▶ [Your instructions]: Extract each line from the entries below that has the string "سمجھتے" in it.

▶ [Task material]:
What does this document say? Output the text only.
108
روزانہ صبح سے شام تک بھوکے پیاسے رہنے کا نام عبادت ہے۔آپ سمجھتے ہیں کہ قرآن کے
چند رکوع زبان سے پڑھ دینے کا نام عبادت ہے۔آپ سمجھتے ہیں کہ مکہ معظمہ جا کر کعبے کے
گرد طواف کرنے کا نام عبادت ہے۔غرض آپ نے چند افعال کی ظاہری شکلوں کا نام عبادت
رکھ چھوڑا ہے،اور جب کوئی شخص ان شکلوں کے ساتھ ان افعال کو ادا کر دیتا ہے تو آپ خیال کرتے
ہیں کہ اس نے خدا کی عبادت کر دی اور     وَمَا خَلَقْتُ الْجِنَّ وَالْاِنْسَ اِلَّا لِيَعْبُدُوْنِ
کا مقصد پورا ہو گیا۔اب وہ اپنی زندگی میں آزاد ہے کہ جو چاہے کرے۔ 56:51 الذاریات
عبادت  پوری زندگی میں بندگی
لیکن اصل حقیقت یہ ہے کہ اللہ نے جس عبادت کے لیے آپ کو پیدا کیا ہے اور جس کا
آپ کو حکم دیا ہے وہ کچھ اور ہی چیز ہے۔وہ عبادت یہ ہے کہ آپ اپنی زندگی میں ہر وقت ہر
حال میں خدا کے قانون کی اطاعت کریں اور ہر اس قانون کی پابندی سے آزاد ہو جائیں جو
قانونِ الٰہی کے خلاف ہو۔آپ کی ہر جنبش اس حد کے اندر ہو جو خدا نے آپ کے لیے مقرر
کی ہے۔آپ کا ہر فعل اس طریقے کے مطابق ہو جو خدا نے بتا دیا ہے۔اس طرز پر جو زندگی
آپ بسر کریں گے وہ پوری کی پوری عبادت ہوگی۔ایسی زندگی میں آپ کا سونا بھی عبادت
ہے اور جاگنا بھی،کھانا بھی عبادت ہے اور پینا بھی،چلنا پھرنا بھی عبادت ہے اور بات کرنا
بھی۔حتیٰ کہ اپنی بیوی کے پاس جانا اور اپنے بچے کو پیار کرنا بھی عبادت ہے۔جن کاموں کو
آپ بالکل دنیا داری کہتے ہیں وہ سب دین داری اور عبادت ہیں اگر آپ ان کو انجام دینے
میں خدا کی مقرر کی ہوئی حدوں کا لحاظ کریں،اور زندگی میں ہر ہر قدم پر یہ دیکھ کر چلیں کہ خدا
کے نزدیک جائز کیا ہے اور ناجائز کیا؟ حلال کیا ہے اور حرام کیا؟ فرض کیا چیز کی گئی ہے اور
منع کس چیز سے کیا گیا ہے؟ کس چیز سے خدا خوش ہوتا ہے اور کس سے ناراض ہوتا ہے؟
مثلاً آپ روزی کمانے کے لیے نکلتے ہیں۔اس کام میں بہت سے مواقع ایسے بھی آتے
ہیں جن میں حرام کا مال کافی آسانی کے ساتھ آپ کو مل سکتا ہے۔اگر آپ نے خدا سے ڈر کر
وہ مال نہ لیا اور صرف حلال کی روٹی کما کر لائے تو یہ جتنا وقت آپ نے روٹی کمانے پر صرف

▶ [Answer to this problem]:
روزانہ صبح سے شام تک بھوکے پیاسے رہنے کا نام عبادت ہے۔آپ سمجھتے ہیں کہ قرآن کے
چند رکوع زبان سے پڑھ دینے کا نام عبادت ہے۔آپ سمجھتے ہیں کہ مکہ معظمہ جا کر کعبے کے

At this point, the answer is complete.